::: RECORDS PROVIDED

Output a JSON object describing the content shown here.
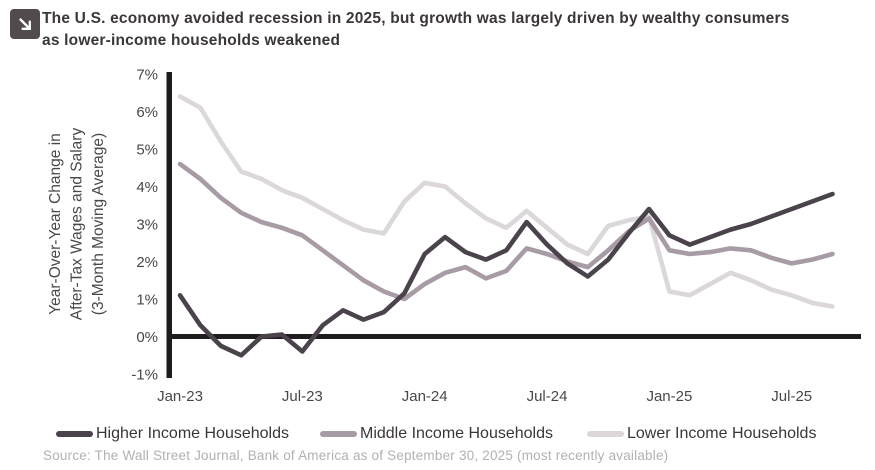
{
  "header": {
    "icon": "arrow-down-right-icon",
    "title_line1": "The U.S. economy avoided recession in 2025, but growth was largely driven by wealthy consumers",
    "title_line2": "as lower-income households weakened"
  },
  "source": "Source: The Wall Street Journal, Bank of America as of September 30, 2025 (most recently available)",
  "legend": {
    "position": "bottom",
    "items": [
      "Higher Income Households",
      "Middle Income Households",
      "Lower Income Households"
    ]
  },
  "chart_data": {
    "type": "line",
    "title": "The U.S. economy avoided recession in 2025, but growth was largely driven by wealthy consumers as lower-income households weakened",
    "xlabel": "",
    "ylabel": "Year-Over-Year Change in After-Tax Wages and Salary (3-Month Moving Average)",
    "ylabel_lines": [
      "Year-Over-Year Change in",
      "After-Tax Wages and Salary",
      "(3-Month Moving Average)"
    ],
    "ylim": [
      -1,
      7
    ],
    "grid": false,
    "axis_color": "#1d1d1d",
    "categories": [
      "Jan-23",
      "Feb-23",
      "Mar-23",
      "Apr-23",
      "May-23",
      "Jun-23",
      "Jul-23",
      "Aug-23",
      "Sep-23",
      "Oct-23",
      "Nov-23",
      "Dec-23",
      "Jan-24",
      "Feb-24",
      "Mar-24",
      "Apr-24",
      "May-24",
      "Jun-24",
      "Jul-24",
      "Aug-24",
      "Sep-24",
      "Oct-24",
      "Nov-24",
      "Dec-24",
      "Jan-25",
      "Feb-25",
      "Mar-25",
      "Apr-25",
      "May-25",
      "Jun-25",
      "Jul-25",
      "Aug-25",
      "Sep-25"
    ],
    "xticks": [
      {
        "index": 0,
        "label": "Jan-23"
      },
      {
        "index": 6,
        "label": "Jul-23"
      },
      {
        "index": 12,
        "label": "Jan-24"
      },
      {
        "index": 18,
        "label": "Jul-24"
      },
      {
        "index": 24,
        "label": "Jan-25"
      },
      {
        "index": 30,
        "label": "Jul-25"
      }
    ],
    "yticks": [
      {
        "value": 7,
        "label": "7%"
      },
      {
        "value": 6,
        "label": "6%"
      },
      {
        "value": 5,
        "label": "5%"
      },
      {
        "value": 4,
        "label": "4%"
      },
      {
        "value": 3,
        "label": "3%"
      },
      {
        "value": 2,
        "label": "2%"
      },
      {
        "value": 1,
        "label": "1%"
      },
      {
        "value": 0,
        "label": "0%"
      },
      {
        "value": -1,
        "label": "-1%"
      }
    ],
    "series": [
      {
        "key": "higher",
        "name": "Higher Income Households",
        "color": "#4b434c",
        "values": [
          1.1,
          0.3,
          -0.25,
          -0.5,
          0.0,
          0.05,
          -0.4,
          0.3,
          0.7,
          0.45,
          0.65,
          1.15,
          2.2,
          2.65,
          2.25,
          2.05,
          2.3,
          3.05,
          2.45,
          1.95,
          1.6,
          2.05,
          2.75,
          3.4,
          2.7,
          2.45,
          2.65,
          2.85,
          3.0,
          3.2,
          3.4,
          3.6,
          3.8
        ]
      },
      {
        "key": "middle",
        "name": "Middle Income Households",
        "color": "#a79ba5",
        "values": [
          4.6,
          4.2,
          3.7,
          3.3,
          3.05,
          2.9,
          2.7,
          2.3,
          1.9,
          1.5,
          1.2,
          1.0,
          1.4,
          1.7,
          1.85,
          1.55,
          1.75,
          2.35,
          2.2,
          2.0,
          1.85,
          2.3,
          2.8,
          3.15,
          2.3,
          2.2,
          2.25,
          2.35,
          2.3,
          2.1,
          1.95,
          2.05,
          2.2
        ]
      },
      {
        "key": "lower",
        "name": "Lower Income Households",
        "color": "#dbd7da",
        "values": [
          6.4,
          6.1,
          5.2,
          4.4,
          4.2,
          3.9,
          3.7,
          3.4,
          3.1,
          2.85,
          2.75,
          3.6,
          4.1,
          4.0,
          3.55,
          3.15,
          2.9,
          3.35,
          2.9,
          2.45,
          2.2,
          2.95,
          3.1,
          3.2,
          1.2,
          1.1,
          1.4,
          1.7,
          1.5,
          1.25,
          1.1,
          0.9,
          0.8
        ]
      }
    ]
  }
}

::::::

SET EXERCISE: Make an exact copy of every entry above, minus the images.

RESULT FOR THIS EXERCISE:
Output a JSON object describing the content shown here.
{
  "header": {
    "icon": "arrow-down-right-icon",
    "title_line1": "The U.S. economy avoided recession in 2025, but growth was largely driven by wealthy consumers",
    "title_line2": "as lower-income households weakened"
  },
  "source": "Source: The Wall Street Journal, Bank of America as of September 30, 2025 (most recently available)",
  "legend": {
    "position": "bottom",
    "items": [
      "Higher Income Households",
      "Middle Income Households",
      "Lower Income Households"
    ]
  },
  "chart_data": {
    "type": "line",
    "title": "The U.S. economy avoided recession in 2025, but growth was largely driven by wealthy consumers as lower-income households weakened",
    "xlabel": "",
    "ylabel": "Year-Over-Year Change in After-Tax Wages and Salary (3-Month Moving Average)",
    "ylabel_lines": [
      "Year-Over-Year Change in",
      "After-Tax Wages and Salary",
      "(3-Month Moving Average)"
    ],
    "ylim": [
      -1,
      7
    ],
    "grid": false,
    "axis_color": "#1d1d1d",
    "categories": [
      "Jan-23",
      "Feb-23",
      "Mar-23",
      "Apr-23",
      "May-23",
      "Jun-23",
      "Jul-23",
      "Aug-23",
      "Sep-23",
      "Oct-23",
      "Nov-23",
      "Dec-23",
      "Jan-24",
      "Feb-24",
      "Mar-24",
      "Apr-24",
      "May-24",
      "Jun-24",
      "Jul-24",
      "Aug-24",
      "Sep-24",
      "Oct-24",
      "Nov-24",
      "Dec-24",
      "Jan-25",
      "Feb-25",
      "Mar-25",
      "Apr-25",
      "May-25",
      "Jun-25",
      "Jul-25",
      "Aug-25",
      "Sep-25"
    ],
    "xticks": [
      {
        "index": 0,
        "label": "Jan-23"
      },
      {
        "index": 6,
        "label": "Jul-23"
      },
      {
        "index": 12,
        "label": "Jan-24"
      },
      {
        "index": 18,
        "label": "Jul-24"
      },
      {
        "index": 24,
        "label": "Jan-25"
      },
      {
        "index": 30,
        "label": "Jul-25"
      }
    ],
    "yticks": [
      {
        "value": 7,
        "label": "7%"
      },
      {
        "value": 6,
        "label": "6%"
      },
      {
        "value": 5,
        "label": "5%"
      },
      {
        "value": 4,
        "label": "4%"
      },
      {
        "value": 3,
        "label": "3%"
      },
      {
        "value": 2,
        "label": "2%"
      },
      {
        "value": 1,
        "label": "1%"
      },
      {
        "value": 0,
        "label": "0%"
      },
      {
        "value": -1,
        "label": "-1%"
      }
    ],
    "series": [
      {
        "key": "higher",
        "name": "Higher Income Households",
        "color": "#4b434c",
        "values": [
          1.1,
          0.3,
          -0.25,
          -0.5,
          0.0,
          0.05,
          -0.4,
          0.3,
          0.7,
          0.45,
          0.65,
          1.15,
          2.2,
          2.65,
          2.25,
          2.05,
          2.3,
          3.05,
          2.45,
          1.95,
          1.6,
          2.05,
          2.75,
          3.4,
          2.7,
          2.45,
          2.65,
          2.85,
          3.0,
          3.2,
          3.4,
          3.6,
          3.8
        ]
      },
      {
        "key": "middle",
        "name": "Middle Income Households",
        "color": "#a79ba5",
        "values": [
          4.6,
          4.2,
          3.7,
          3.3,
          3.05,
          2.9,
          2.7,
          2.3,
          1.9,
          1.5,
          1.2,
          1.0,
          1.4,
          1.7,
          1.85,
          1.55,
          1.75,
          2.35,
          2.2,
          2.0,
          1.85,
          2.3,
          2.8,
          3.15,
          2.3,
          2.2,
          2.25,
          2.35,
          2.3,
          2.1,
          1.95,
          2.05,
          2.2
        ]
      },
      {
        "key": "lower",
        "name": "Lower Income Households",
        "color": "#dbd7da",
        "values": [
          6.4,
          6.1,
          5.2,
          4.4,
          4.2,
          3.9,
          3.7,
          3.4,
          3.1,
          2.85,
          2.75,
          3.6,
          4.1,
          4.0,
          3.55,
          3.15,
          2.9,
          3.35,
          2.9,
          2.45,
          2.2,
          2.95,
          3.1,
          3.2,
          1.2,
          1.1,
          1.4,
          1.7,
          1.5,
          1.25,
          1.1,
          0.9,
          0.8
        ]
      }
    ]
  }
}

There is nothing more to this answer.